§ Requirement:
Each line that holds the string "xlabel" counts once; say how many such lines there are and add nothing.

Stored data:
☆ ☆ ☆ ☆ ☆

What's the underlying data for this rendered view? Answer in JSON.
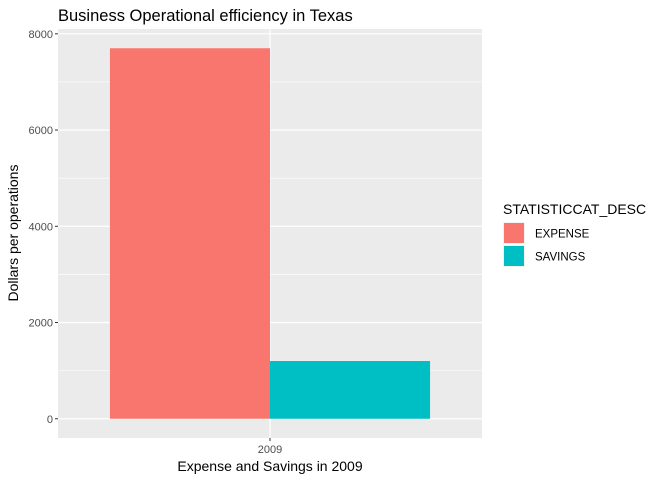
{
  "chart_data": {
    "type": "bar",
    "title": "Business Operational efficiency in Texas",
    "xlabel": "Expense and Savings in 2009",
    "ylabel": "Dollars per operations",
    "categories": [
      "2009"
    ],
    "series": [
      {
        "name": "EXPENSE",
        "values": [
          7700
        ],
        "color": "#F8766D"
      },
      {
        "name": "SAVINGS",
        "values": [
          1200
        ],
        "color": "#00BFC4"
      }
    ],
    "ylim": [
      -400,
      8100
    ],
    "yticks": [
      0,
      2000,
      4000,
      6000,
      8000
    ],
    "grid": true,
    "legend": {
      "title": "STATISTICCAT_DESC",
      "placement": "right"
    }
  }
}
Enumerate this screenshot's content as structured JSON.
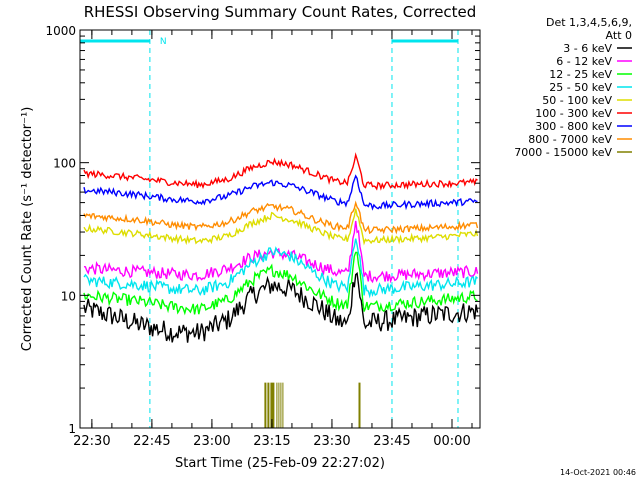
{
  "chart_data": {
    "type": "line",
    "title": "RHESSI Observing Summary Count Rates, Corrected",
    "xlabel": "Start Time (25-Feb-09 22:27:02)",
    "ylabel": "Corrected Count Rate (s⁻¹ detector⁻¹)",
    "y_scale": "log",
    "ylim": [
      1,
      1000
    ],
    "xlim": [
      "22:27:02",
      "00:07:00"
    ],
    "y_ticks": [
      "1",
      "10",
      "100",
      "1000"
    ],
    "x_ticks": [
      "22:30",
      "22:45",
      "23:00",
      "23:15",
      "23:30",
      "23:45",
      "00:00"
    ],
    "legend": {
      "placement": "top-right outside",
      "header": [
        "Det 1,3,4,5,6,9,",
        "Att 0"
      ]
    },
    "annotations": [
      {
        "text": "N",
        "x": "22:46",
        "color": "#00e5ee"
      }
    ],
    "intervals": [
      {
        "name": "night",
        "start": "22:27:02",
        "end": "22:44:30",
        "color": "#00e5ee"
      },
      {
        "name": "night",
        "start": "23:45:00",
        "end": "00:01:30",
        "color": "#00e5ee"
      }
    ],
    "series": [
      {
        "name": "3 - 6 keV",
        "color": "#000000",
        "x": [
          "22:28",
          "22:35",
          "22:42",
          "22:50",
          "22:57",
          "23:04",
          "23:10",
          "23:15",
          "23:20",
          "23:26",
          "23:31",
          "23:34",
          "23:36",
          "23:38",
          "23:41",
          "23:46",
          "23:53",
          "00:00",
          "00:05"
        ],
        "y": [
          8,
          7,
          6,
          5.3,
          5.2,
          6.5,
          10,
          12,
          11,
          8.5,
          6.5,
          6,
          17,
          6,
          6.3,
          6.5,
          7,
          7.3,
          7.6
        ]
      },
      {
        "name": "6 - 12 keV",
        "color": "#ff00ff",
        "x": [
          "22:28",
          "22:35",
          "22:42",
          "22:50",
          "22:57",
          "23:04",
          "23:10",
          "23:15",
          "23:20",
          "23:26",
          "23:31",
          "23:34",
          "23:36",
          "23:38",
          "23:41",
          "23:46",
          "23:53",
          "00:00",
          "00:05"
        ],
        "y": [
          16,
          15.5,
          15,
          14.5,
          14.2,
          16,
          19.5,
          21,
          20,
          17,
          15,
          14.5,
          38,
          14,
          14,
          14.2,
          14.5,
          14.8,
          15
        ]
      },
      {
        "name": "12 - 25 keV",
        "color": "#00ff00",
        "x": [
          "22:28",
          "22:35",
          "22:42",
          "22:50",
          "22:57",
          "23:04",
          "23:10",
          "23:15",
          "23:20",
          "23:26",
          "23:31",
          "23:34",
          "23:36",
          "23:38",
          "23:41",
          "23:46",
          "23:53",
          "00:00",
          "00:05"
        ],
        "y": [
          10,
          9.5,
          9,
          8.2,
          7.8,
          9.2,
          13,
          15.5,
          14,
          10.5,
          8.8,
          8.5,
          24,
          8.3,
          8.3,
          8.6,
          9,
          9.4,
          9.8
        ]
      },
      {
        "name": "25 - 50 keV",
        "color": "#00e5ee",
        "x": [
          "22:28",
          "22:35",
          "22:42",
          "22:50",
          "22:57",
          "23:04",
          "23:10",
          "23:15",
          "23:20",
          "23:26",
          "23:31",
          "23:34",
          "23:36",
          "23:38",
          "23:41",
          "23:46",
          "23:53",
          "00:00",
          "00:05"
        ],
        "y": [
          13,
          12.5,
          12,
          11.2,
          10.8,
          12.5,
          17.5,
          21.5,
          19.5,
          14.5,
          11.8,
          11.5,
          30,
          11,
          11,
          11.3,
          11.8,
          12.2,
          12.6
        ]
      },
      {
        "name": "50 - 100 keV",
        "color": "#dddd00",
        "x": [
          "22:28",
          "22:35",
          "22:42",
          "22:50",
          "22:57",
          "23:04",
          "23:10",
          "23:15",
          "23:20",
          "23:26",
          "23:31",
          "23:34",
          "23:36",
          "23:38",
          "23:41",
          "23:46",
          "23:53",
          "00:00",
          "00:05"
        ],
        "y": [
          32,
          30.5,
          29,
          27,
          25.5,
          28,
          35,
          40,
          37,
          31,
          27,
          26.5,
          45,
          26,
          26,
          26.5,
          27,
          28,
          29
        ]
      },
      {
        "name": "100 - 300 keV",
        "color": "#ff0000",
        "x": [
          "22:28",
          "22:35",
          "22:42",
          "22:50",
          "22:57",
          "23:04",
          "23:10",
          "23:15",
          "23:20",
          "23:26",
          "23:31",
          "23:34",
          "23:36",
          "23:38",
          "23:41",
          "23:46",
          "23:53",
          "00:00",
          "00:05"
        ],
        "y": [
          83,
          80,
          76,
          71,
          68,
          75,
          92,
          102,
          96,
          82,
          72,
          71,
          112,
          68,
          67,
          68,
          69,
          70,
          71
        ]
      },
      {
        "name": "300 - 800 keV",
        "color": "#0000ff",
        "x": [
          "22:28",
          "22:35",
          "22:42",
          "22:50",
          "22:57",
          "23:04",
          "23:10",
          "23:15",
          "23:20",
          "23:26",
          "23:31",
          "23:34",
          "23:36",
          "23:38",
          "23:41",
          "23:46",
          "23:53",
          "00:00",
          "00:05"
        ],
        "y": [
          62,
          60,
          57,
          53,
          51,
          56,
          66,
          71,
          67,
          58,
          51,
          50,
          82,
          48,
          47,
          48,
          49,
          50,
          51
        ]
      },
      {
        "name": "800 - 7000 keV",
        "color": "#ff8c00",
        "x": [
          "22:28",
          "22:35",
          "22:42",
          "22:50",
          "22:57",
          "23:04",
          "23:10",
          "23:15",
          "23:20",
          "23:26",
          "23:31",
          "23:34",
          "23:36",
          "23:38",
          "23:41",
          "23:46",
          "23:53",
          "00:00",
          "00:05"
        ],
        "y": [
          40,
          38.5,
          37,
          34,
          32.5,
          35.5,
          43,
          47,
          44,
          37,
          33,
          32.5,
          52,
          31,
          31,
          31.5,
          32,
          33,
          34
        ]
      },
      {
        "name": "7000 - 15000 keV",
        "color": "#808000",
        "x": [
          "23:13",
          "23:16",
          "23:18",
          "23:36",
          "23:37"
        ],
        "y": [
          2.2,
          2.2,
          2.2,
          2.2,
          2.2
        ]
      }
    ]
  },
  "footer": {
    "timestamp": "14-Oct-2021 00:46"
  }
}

☆ ☆ ☆ ☆ ☆

§ Written response:
2